Dataset records
>> Start

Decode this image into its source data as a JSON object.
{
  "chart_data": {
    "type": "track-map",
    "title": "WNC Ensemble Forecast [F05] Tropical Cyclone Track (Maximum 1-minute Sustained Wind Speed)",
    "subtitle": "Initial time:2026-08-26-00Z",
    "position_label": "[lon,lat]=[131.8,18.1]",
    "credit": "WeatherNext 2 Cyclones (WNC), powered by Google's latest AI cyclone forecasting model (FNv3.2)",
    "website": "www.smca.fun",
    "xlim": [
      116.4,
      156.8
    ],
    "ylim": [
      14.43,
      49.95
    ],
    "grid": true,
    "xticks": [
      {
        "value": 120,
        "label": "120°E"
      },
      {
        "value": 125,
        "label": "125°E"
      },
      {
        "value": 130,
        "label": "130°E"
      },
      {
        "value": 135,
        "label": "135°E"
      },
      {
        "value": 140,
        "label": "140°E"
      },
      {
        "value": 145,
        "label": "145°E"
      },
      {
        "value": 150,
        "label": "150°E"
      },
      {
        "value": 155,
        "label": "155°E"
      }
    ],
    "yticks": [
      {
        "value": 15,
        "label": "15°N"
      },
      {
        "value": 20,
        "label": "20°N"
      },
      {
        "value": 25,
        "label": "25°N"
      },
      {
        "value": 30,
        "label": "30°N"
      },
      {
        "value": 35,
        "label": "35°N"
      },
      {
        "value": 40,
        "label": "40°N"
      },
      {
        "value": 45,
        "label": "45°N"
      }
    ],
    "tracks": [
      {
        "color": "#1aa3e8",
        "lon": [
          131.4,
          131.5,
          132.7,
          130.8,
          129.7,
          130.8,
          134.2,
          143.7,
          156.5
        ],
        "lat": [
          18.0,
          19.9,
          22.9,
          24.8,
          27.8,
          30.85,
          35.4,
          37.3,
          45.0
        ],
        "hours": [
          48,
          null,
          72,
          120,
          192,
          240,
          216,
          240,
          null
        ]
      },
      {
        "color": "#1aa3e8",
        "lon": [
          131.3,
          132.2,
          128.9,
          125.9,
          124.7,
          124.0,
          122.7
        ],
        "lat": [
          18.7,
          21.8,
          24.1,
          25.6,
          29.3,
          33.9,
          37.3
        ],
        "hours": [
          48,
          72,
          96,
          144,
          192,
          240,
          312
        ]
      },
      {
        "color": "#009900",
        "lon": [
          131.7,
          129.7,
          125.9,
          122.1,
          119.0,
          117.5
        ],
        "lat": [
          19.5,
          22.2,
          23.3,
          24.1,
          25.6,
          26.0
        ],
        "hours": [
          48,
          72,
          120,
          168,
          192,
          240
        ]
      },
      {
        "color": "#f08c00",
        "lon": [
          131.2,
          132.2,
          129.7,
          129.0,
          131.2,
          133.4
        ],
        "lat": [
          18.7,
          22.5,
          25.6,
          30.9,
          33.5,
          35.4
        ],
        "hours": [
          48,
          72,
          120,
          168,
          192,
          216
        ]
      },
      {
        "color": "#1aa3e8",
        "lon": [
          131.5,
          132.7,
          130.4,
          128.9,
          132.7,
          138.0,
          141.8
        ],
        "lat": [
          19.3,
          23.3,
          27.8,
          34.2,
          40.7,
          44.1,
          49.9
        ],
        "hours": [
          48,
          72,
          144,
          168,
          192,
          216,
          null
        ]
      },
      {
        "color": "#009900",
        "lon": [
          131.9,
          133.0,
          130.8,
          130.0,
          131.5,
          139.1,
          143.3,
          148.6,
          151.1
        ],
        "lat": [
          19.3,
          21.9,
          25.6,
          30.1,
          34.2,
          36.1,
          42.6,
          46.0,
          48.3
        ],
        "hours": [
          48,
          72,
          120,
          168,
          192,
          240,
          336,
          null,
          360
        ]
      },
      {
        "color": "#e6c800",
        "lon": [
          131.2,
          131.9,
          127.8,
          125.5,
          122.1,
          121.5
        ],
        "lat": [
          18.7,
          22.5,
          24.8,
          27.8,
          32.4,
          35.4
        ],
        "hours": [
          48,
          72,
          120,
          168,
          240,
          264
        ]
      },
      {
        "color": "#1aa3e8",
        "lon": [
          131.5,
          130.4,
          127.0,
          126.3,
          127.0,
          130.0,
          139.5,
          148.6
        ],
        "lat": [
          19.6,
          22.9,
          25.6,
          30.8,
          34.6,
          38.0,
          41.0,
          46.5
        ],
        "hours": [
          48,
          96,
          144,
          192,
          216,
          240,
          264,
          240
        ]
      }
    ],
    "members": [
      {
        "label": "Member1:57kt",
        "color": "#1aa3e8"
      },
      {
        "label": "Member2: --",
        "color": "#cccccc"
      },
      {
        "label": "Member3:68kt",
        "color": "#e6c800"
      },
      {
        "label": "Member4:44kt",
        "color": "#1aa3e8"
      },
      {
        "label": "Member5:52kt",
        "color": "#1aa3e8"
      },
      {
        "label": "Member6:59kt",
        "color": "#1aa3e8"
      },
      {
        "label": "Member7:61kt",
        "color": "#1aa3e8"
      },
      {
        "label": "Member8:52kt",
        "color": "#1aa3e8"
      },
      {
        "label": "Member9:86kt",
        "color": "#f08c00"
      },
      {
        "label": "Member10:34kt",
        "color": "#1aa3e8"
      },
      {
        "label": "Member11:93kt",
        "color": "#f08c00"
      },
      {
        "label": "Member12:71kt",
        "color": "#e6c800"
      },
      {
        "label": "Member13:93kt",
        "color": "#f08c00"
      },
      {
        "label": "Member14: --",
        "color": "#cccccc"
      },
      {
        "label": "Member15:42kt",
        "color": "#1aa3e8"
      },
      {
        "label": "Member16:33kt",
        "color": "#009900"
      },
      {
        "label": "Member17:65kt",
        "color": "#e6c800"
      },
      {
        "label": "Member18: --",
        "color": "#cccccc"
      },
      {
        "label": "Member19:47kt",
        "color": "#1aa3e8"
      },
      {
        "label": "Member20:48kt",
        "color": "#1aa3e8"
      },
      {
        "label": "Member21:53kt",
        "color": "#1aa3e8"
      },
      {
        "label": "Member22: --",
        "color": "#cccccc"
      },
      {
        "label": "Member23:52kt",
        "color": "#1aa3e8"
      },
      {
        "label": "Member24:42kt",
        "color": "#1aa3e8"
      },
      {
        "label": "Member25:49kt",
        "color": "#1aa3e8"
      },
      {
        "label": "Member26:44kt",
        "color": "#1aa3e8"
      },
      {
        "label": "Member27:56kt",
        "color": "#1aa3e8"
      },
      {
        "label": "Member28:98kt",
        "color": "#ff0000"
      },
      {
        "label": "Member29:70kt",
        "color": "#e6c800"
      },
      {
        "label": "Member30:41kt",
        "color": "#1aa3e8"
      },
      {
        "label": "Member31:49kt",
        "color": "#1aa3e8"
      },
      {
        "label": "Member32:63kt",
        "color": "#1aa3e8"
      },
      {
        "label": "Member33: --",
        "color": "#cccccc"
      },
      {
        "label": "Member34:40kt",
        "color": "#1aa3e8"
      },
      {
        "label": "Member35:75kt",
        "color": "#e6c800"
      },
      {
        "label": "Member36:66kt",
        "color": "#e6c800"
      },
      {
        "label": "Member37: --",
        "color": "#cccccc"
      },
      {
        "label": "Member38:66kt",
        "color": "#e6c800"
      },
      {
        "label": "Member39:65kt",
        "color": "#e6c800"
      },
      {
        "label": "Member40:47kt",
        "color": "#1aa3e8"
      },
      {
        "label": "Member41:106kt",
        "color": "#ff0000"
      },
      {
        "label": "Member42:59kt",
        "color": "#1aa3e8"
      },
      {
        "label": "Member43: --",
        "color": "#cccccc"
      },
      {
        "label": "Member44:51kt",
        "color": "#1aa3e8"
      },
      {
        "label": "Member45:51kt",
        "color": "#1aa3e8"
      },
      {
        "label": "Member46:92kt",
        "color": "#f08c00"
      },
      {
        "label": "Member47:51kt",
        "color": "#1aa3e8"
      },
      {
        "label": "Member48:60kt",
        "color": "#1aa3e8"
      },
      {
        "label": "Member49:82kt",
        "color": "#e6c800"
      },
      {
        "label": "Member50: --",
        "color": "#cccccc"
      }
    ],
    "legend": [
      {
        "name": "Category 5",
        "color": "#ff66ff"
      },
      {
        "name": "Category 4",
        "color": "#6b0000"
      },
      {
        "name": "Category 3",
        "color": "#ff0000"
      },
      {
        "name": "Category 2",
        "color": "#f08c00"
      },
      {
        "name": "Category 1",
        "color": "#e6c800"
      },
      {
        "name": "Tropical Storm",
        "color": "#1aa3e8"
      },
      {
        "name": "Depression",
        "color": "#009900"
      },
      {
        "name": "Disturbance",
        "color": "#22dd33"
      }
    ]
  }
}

>> End

§ Your instructions
Determine how many lines in the records contain "Category", and reply with the number only.

§ Task output
5